------ Supplied data
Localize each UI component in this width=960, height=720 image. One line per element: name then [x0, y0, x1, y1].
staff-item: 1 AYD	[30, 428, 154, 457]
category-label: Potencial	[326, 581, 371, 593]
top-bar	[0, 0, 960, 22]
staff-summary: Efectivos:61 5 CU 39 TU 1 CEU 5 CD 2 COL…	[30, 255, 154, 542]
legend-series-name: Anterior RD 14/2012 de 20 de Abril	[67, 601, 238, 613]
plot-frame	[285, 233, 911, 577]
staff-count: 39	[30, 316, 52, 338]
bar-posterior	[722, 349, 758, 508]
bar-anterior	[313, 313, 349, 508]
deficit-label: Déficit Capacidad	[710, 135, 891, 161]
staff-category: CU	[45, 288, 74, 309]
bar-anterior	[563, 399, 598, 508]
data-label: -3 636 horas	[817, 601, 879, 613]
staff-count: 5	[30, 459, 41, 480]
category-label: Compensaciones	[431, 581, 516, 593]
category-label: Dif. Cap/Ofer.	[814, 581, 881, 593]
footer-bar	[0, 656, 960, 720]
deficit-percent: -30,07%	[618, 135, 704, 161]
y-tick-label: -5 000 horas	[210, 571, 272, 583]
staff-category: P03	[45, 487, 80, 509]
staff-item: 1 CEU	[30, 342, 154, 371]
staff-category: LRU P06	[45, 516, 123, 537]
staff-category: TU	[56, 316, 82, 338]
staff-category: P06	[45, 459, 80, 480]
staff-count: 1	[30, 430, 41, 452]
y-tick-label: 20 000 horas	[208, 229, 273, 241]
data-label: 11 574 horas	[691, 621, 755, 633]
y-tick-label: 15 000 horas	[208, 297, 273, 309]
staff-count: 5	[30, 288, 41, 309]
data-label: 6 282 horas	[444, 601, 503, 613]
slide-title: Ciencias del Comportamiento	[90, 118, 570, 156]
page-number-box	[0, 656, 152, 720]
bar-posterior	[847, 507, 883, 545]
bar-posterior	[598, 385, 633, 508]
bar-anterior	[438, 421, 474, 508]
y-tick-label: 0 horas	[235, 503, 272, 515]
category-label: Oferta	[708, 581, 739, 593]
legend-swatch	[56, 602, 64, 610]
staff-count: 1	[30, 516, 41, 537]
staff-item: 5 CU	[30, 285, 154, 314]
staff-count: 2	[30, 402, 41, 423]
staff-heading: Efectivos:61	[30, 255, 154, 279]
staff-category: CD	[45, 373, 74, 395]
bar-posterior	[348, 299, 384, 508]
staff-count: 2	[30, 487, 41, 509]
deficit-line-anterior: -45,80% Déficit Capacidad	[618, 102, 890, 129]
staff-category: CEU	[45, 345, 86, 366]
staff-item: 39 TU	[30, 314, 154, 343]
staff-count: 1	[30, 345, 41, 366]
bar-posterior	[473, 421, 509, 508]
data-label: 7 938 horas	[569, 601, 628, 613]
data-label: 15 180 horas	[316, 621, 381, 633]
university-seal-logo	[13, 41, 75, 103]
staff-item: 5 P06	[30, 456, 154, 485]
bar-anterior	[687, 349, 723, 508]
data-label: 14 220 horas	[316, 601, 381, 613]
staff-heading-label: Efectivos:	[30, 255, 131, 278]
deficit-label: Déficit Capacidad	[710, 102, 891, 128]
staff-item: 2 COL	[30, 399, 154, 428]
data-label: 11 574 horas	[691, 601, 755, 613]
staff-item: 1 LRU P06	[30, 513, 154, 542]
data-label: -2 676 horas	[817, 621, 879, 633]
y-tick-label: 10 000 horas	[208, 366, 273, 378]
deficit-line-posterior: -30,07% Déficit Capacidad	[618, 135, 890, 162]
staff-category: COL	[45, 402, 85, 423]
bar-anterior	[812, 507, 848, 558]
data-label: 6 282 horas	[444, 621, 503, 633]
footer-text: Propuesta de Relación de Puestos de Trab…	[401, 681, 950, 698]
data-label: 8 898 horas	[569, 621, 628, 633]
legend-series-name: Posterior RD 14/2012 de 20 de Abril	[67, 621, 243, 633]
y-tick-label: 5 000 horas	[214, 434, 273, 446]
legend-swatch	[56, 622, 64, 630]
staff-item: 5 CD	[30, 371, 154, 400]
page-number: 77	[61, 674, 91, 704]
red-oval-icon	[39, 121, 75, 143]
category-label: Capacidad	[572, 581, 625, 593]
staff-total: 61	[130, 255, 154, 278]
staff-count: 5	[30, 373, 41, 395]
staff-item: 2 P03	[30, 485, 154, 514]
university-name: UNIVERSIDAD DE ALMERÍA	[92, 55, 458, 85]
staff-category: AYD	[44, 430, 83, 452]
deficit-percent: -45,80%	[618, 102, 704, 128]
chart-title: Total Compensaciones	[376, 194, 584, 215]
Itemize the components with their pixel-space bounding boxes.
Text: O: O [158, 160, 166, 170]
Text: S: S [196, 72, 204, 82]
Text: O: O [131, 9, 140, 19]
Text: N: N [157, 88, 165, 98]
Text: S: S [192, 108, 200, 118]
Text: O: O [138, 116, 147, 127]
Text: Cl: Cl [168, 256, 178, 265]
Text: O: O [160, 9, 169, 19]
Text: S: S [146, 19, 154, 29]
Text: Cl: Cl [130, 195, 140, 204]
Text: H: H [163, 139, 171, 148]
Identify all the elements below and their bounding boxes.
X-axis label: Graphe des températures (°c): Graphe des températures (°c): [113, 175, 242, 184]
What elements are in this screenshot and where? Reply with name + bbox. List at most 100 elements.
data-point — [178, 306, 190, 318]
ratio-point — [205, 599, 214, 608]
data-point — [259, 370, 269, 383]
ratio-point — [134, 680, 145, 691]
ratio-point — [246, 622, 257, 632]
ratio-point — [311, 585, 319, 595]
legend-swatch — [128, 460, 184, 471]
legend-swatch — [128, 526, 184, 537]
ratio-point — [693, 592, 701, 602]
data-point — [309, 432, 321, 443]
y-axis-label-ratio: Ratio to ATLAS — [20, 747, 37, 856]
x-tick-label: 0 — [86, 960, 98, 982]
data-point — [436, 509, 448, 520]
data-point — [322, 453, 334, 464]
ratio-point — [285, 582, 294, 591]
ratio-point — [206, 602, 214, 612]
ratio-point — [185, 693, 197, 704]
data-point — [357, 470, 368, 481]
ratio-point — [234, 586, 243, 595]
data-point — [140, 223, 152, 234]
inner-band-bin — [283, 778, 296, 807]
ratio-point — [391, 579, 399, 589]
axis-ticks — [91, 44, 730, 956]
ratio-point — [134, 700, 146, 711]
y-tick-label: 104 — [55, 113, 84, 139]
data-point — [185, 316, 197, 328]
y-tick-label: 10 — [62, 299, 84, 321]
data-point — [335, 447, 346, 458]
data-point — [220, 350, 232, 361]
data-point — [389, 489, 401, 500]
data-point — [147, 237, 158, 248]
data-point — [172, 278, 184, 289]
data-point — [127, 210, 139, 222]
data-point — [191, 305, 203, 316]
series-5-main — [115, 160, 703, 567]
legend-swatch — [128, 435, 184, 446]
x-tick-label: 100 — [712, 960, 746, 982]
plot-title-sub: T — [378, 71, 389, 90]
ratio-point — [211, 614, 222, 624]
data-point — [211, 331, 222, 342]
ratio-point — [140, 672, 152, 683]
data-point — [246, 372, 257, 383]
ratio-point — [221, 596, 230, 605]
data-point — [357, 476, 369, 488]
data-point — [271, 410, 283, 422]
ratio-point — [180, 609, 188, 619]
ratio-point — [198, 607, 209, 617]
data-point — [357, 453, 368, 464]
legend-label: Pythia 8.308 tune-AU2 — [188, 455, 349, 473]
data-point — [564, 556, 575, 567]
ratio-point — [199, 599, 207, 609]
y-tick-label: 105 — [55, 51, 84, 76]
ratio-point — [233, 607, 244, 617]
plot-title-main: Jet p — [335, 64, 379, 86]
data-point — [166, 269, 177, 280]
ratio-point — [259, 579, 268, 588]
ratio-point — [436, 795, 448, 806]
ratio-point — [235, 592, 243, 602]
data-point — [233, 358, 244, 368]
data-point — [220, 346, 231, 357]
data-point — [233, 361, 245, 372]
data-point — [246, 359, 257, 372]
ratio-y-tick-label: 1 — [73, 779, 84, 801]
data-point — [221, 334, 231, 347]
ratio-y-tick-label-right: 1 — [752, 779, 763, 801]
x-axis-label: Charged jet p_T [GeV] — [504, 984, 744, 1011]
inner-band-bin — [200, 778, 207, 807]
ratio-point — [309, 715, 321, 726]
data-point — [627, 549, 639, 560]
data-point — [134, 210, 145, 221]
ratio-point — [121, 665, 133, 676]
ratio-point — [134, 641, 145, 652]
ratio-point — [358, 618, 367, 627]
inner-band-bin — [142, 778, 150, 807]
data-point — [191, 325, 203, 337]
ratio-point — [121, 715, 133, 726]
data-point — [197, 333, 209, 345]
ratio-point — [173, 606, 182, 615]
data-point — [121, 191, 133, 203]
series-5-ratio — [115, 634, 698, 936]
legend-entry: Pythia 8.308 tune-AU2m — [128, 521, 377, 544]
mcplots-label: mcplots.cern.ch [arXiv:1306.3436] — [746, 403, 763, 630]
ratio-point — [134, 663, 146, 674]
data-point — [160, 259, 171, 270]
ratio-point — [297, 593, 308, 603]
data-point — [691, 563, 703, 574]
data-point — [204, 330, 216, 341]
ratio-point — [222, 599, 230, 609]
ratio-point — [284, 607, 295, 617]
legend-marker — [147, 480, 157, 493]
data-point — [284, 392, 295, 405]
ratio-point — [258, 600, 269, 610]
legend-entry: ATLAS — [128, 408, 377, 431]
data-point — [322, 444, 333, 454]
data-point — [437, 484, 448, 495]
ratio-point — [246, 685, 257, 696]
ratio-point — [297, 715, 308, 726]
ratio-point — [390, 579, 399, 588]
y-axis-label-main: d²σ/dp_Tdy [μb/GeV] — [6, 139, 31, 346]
------------
Convert the data above, from its first line through the line containing "656, 960, 720]" with both ends included, into a Markdown table with columns named No. and Line, giving each row a number and omitting blank lines.

| No. | Line |
|---|---|
| 1 | Localize each UI component in this width=960, height=720 image. One line per element: name then [x0, y0, x1, y1]. |
| 2 | staff-item: 1 AYD	[30, 428, 154, 457] |
| 3 | category-label: Potencial	[326, 581, 371, 593] |
| 4 | top-bar	[0, 0, 960, 22] |
| 5 | staff-summary: Efectivos:61 5 CU 39 TU 1 CEU 5 CD 2 COL…	[30, 255, 154, 542] |
| 6 | legend-series-name: Anterior RD 14/2012 de 20 de Abril	[67, 601, 238, 613] |
| 7 | plot-frame	[285, 233, 911, 577] |
| 8 | staff-count: 39	[30, 316, 52, 338] |
| 9 | bar-posterior	[722, 349, 758, 508] |
| 10 | bar-anterior	[313, 313, 349, 508] |
| 11 | deficit-label: Déficit Capacidad	[710, 135, 891, 161] |
| 12 | staff-category: CU	[45, 288, 74, 309] |
| 13 | bar-anterior	[563, 399, 598, 508] |
| 14 | data-label: -3 636 horas	[817, 601, 879, 613] |
| 15 | staff-count: 5	[30, 459, 41, 480] |
| 16 | category-label: Compensaciones	[431, 581, 516, 593] |
| 17 | category-label: Dif. Cap/Ofer.	[814, 581, 881, 593] |
| 18 | footer-bar	[0, 656, 960, 720] |